** begin Records for this task **

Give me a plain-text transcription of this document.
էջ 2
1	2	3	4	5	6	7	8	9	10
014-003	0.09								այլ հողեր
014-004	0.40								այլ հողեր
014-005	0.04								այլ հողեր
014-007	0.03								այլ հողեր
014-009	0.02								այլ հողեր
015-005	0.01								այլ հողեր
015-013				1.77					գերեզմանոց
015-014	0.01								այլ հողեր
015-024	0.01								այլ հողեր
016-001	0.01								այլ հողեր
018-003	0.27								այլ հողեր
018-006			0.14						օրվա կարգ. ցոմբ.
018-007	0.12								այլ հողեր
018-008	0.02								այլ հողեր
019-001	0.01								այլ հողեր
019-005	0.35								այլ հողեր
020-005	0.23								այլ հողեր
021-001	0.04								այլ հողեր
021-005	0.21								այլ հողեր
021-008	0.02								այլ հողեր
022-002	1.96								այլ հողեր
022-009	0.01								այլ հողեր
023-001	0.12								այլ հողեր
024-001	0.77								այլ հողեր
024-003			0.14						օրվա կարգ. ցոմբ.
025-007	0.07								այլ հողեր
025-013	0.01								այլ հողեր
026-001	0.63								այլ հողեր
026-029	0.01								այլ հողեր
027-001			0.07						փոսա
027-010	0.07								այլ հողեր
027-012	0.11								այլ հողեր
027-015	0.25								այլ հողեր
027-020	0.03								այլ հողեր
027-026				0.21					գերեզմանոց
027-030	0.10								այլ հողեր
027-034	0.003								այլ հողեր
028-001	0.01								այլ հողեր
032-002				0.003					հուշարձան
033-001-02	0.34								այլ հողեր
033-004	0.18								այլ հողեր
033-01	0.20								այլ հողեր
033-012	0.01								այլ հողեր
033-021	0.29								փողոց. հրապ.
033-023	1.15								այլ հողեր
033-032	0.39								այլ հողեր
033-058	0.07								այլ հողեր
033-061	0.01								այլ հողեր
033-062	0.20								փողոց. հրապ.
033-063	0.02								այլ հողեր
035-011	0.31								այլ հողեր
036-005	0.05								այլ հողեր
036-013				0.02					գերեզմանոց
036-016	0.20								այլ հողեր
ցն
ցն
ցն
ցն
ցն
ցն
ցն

** end Records for this task **

● **Required work**:
Search the preceding listing for the word "հրապ" and pull out every line that holds it.

● **Answer below**:
033-021	0.29								փողոց. հրապ.
033-062	0.20								փողոց. հրապ.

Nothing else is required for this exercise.